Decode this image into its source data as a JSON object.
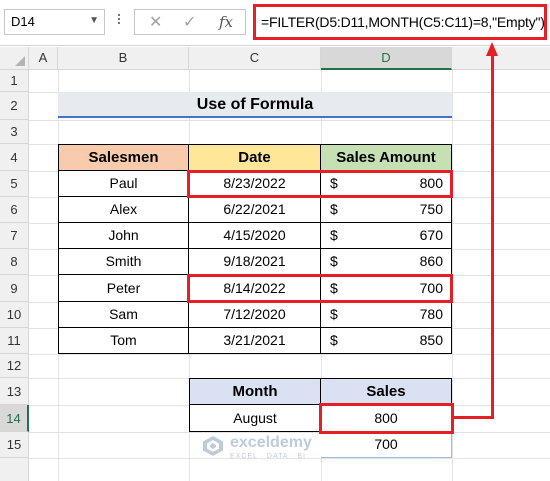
{
  "formula_bar": {
    "name_box": "D14",
    "cancel_icon": "✕",
    "enter_icon": "✓",
    "fx_label": "fx",
    "formula": "=FILTER(D5:D11,MONTH(C5:C11)=8,\"Empty\")"
  },
  "columns": [
    "A",
    "B",
    "C",
    "D"
  ],
  "rows": [
    "1",
    "2",
    "3",
    "4",
    "5",
    "6",
    "7",
    "8",
    "9",
    "10",
    "11",
    "12",
    "13",
    "14",
    "15"
  ],
  "selected_cell": "D14",
  "sheet": {
    "title": "Use of Formula",
    "headers": {
      "salesmen": "Salesmen",
      "date": "Date",
      "amount": "Sales Amount"
    },
    "currency_symbol": "$",
    "rows": [
      {
        "name": "Paul",
        "date": "8/23/2022",
        "amount": "800"
      },
      {
        "name": "Alex",
        "date": "6/22/2021",
        "amount": "750"
      },
      {
        "name": "John",
        "date": "4/15/2020",
        "amount": "670"
      },
      {
        "name": "Smith",
        "date": "9/18/2021",
        "amount": "860"
      },
      {
        "name": "Peter",
        "date": "8/14/2022",
        "amount": "700"
      },
      {
        "name": "Sam",
        "date": "7/12/2020",
        "amount": "780"
      },
      {
        "name": "Tom",
        "date": "3/21/2021",
        "amount": "850"
      }
    ],
    "result_table": {
      "headers": {
        "month": "Month",
        "sales": "Sales"
      },
      "month": "August",
      "sales": [
        "800",
        "700"
      ]
    }
  },
  "watermark": {
    "name": "exceldemy",
    "tagline": "EXCEL · DATA · BI"
  },
  "colors": {
    "highlight_red": "#e51f26",
    "header_salesmen": "#f8cbad",
    "header_date": "#ffe699",
    "header_amount": "#c6e0b4",
    "header_result": "#d9e1f2",
    "excel_green": "#217346"
  }
}
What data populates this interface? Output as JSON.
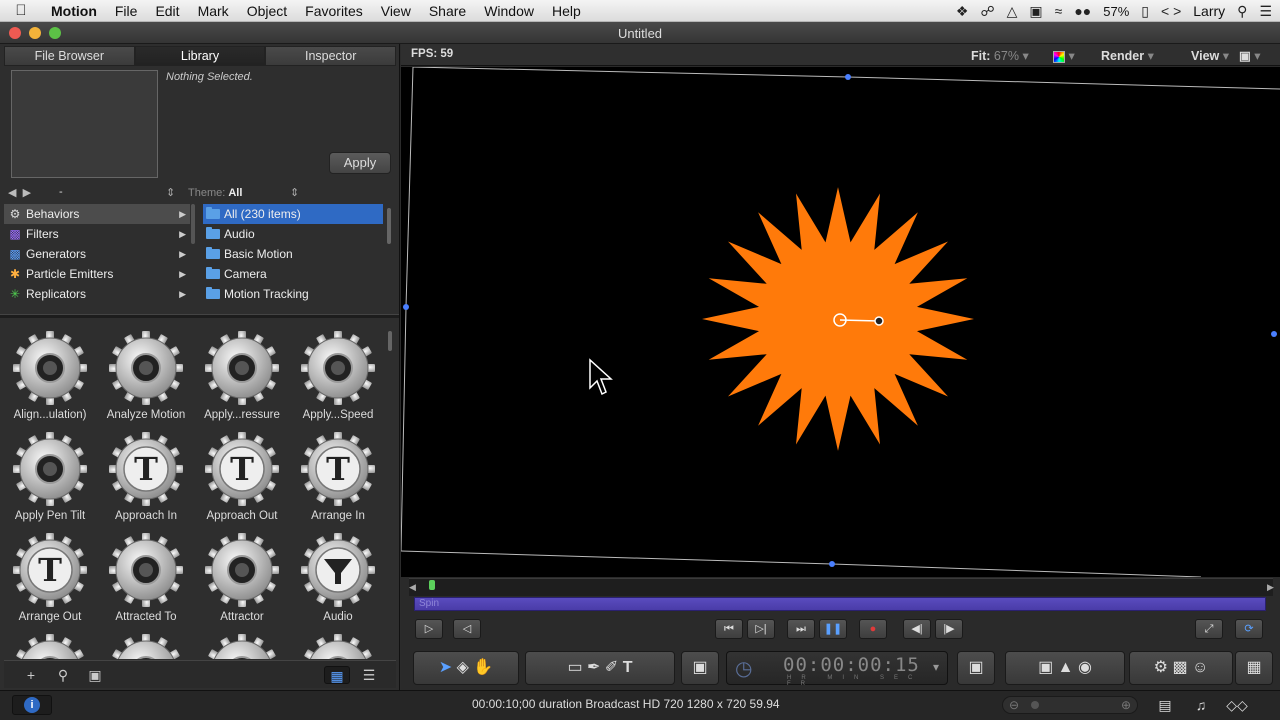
{
  "menubar": {
    "apple": "",
    "app_name": "Motion",
    "items": [
      "File",
      "Edit",
      "Mark",
      "Object",
      "Favorites",
      "View",
      "Share",
      "Window",
      "Help"
    ],
    "battery": "57%",
    "user": "Larry"
  },
  "window": {
    "title": "Untitled"
  },
  "left_panel": {
    "tabs": [
      "File Browser",
      "Library",
      "Inspector"
    ],
    "active_tab": "Library",
    "preview_text": "Nothing Selected.",
    "apply_label": "Apply",
    "nav_path": "-",
    "theme_label": "Theme:",
    "theme_value": "All",
    "categories": [
      {
        "label": "Behaviors",
        "icon": "gear-icon",
        "color": "#cccccc"
      },
      {
        "label": "Filters",
        "icon": "filters-icon",
        "color": "#9a6cff"
      },
      {
        "label": "Generators",
        "icon": "generators-icon",
        "color": "#5aa0ff"
      },
      {
        "label": "Particle Emitters",
        "icon": "particle-icon",
        "color": "#ffb040"
      },
      {
        "label": "Replicators",
        "icon": "replicator-icon",
        "color": "#50d050"
      }
    ],
    "folders": [
      "All (230 items)",
      "Audio",
      "Basic Motion",
      "Camera",
      "Motion Tracking"
    ],
    "grid_items": [
      {
        "label": "Align...ulation)",
        "icon": "gear-icon"
      },
      {
        "label": "Analyze Motion",
        "icon": "gear-icon"
      },
      {
        "label": "Apply...ressure",
        "icon": "gear-icon"
      },
      {
        "label": "Apply...Speed",
        "icon": "gear-icon"
      },
      {
        "label": "Apply Pen Tilt",
        "icon": "gear-icon"
      },
      {
        "label": "Approach In",
        "icon": "gear-t-icon"
      },
      {
        "label": "Approach Out",
        "icon": "gear-t-icon"
      },
      {
        "label": "Arrange In",
        "icon": "gear-t-icon"
      },
      {
        "label": "Arrange Out",
        "icon": "gear-t-icon"
      },
      {
        "label": "Attracted To",
        "icon": "gear-icon"
      },
      {
        "label": "Attractor",
        "icon": "gear-icon"
      },
      {
        "label": "Audio",
        "icon": "gear-funnel-icon"
      }
    ]
  },
  "canvas": {
    "fps_label": "FPS: 59",
    "fit_label": "Fit:",
    "fit_value": "67%",
    "render_label": "Render",
    "view_label": "View",
    "star_color": "#ff7a0a",
    "behavior_bar": "Spin"
  },
  "toolbar": {
    "timecode": "00:00:00:15",
    "timecode_units": "HR MIN SEC FR"
  },
  "status": {
    "info": "i",
    "text": "00:00:10;00 duration Broadcast HD 720 1280 x 720 59.94"
  }
}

━━━

Except for the pictures, give all the material above again verbatim.

Written solution ::
Decode this image into its source data as a JSON object.
{
  "formula_bar": {
    "name_box": "D14",
    "cancel_icon": "✕",
    "enter_icon": "✓",
    "fx_label": "fx",
    "formula": "=FILTER(D5:D11,MONTH(C5:C11)=8,\"Empty\")"
  },
  "columns": [
    "A",
    "B",
    "C",
    "D"
  ],
  "rows": [
    "1",
    "2",
    "3",
    "4",
    "5",
    "6",
    "7",
    "8",
    "9",
    "10",
    "11",
    "12",
    "13",
    "14",
    "15"
  ],
  "selected_cell": "D14",
  "sheet": {
    "title": "Use of Formula",
    "headers": {
      "salesmen": "Salesmen",
      "date": "Date",
      "amount": "Sales Amount"
    },
    "currency_symbol": "$",
    "rows": [
      {
        "name": "Paul",
        "date": "8/23/2022",
        "amount": "800"
      },
      {
        "name": "Alex",
        "date": "6/22/2021",
        "amount": "750"
      },
      {
        "name": "John",
        "date": "4/15/2020",
        "amount": "670"
      },
      {
        "name": "Smith",
        "date": "9/18/2021",
        "amount": "860"
      },
      {
        "name": "Peter",
        "date": "8/14/2022",
        "amount": "700"
      },
      {
        "name": "Sam",
        "date": "7/12/2020",
        "amount": "780"
      },
      {
        "name": "Tom",
        "date": "3/21/2021",
        "amount": "850"
      }
    ],
    "result_table": {
      "headers": {
        "month": "Month",
        "sales": "Sales"
      },
      "month": "August",
      "sales": [
        "800",
        "700"
      ]
    }
  },
  "watermark": {
    "name": "exceldemy",
    "tagline": "EXCEL · DATA · BI"
  },
  "colors": {
    "highlight_red": "#e51f26",
    "header_salesmen": "#f8cbad",
    "header_date": "#ffe699",
    "header_amount": "#c6e0b4",
    "header_result": "#d9e1f2",
    "excel_green": "#217346"
  }
}
What data populates this interface? Output as JSON.
{
  "menubar": {
    "apple": "",
    "app_name": "Motion",
    "items": [
      "File",
      "Edit",
      "Mark",
      "Object",
      "Favorites",
      "View",
      "Share",
      "Window",
      "Help"
    ],
    "battery": "57%",
    "user": "Larry"
  },
  "window": {
    "title": "Untitled"
  },
  "left_panel": {
    "tabs": [
      "File Browser",
      "Library",
      "Inspector"
    ],
    "active_tab": "Library",
    "preview_text": "Nothing Selected.",
    "apply_label": "Apply",
    "nav_path": "-",
    "theme_label": "Theme:",
    "theme_value": "All",
    "categories": [
      {
        "label": "Behaviors",
        "icon": "gear-icon",
        "color": "#cccccc"
      },
      {
        "label": "Filters",
        "icon": "filters-icon",
        "color": "#9a6cff"
      },
      {
        "label": "Generators",
        "icon": "generators-icon",
        "color": "#5aa0ff"
      },
      {
        "label": "Particle Emitters",
        "icon": "particle-icon",
        "color": "#ffb040"
      },
      {
        "label": "Replicators",
        "icon": "replicator-icon",
        "color": "#50d050"
      }
    ],
    "folders": [
      "All (230 items)",
      "Audio",
      "Basic Motion",
      "Camera",
      "Motion Tracking"
    ],
    "grid_items": [
      {
        "label": "Align...ulation)",
        "icon": "gear-icon"
      },
      {
        "label": "Analyze Motion",
        "icon": "gear-icon"
      },
      {
        "label": "Apply...ressure",
        "icon": "gear-icon"
      },
      {
        "label": "Apply...Speed",
        "icon": "gear-icon"
      },
      {
        "label": "Apply Pen Tilt",
        "icon": "gear-icon"
      },
      {
        "label": "Approach In",
        "icon": "gear-t-icon"
      },
      {
        "label": "Approach Out",
        "icon": "gear-t-icon"
      },
      {
        "label": "Arrange In",
        "icon": "gear-t-icon"
      },
      {
        "label": "Arrange Out",
        "icon": "gear-t-icon"
      },
      {
        "label": "Attracted To",
        "icon": "gear-icon"
      },
      {
        "label": "Attractor",
        "icon": "gear-icon"
      },
      {
        "label": "Audio",
        "icon": "gear-funnel-icon"
      }
    ]
  },
  "canvas": {
    "fps_label": "FPS: 59",
    "fit_label": "Fit:",
    "fit_value": "67%",
    "render_label": "Render",
    "view_label": "View",
    "star_color": "#ff7a0a",
    "behavior_bar": "Spin"
  },
  "toolbar": {
    "timecode": "00:00:00:15",
    "timecode_units": "HR MIN SEC FR"
  },
  "status": {
    "info": "i",
    "text": "00:00:10;00 duration Broadcast HD 720 1280 x 720 59.94"
  }
}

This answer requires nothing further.